Copy only this range: the line with "What does this" through the final line of the material, inclusive at both ends.

(Data records)
----
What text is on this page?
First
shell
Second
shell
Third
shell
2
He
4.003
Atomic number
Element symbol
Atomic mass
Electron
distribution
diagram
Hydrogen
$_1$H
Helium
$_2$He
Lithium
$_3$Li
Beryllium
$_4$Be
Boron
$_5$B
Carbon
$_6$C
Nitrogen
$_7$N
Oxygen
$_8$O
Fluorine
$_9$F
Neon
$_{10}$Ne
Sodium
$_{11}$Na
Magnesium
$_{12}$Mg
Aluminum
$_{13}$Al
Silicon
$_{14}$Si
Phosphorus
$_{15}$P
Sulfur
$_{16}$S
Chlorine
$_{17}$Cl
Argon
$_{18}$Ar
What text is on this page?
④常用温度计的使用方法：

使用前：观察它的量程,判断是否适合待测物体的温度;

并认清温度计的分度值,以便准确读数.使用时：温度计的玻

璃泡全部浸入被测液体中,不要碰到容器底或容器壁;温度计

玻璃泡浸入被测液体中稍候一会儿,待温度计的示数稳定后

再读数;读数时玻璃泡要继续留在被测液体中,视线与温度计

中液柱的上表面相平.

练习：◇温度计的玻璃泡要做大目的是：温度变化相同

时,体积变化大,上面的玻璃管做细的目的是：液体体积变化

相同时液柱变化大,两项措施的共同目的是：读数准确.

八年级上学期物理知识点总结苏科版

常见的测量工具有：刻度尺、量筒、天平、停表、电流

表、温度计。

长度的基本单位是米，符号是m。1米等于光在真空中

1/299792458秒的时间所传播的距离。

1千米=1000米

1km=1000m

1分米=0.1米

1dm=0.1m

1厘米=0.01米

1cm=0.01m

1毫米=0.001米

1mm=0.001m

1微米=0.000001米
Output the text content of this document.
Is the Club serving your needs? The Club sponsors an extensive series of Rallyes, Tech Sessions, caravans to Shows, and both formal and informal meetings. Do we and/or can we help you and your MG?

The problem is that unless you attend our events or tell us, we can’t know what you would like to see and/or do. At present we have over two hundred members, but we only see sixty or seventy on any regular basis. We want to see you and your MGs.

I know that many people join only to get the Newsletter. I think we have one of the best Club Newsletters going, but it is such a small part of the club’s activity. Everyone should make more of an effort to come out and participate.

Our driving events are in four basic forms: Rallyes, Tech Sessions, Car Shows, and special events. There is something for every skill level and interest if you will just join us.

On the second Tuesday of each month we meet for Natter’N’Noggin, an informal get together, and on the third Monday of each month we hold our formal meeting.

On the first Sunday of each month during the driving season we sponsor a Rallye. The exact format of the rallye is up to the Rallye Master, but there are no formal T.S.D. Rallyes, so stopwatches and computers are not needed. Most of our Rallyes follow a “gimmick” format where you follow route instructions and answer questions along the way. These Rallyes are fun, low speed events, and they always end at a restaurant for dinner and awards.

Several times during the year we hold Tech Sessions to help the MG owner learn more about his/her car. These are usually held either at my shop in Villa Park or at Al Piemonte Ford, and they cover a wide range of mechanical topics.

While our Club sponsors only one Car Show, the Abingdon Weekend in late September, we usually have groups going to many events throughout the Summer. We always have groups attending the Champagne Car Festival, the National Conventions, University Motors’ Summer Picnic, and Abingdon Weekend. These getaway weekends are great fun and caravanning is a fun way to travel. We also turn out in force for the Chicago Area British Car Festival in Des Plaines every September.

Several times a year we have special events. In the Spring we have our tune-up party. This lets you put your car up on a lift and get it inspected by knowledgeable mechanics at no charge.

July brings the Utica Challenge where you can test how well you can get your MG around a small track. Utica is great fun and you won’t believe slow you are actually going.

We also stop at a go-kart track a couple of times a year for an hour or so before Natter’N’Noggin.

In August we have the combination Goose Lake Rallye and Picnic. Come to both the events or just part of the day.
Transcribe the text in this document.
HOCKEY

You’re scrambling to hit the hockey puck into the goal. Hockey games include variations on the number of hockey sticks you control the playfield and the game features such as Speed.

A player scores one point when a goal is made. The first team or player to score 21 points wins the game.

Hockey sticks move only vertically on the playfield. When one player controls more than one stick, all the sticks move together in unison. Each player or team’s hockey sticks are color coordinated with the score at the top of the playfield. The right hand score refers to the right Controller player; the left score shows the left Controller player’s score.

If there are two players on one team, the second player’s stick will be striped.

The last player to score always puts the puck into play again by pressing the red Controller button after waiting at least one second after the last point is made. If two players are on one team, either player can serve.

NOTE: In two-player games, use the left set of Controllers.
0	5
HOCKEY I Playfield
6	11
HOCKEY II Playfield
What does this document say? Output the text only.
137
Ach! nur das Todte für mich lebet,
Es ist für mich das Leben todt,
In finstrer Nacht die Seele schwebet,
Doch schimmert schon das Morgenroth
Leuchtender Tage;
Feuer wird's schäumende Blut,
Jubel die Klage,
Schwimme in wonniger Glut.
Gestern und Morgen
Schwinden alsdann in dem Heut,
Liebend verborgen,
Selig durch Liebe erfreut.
----
» Answer to the task
What does this document say? Output the text only.
137
Ach! nur das Todte für mich lebet,
Es ist für mich das Leben todt,
In finstrer Nacht die Seele schwebet,
Doch schimmert schon das Morgenroth
Leuchtender Tage;
Feuer wird's schäumende Blut,
Jubel die Klage,
Schwimme in wonniger Glut.
Gestern und Morgen
Schwinden alsdann in dem Heut,
Liebend verborgen,
Selig durch Liebe erfreut.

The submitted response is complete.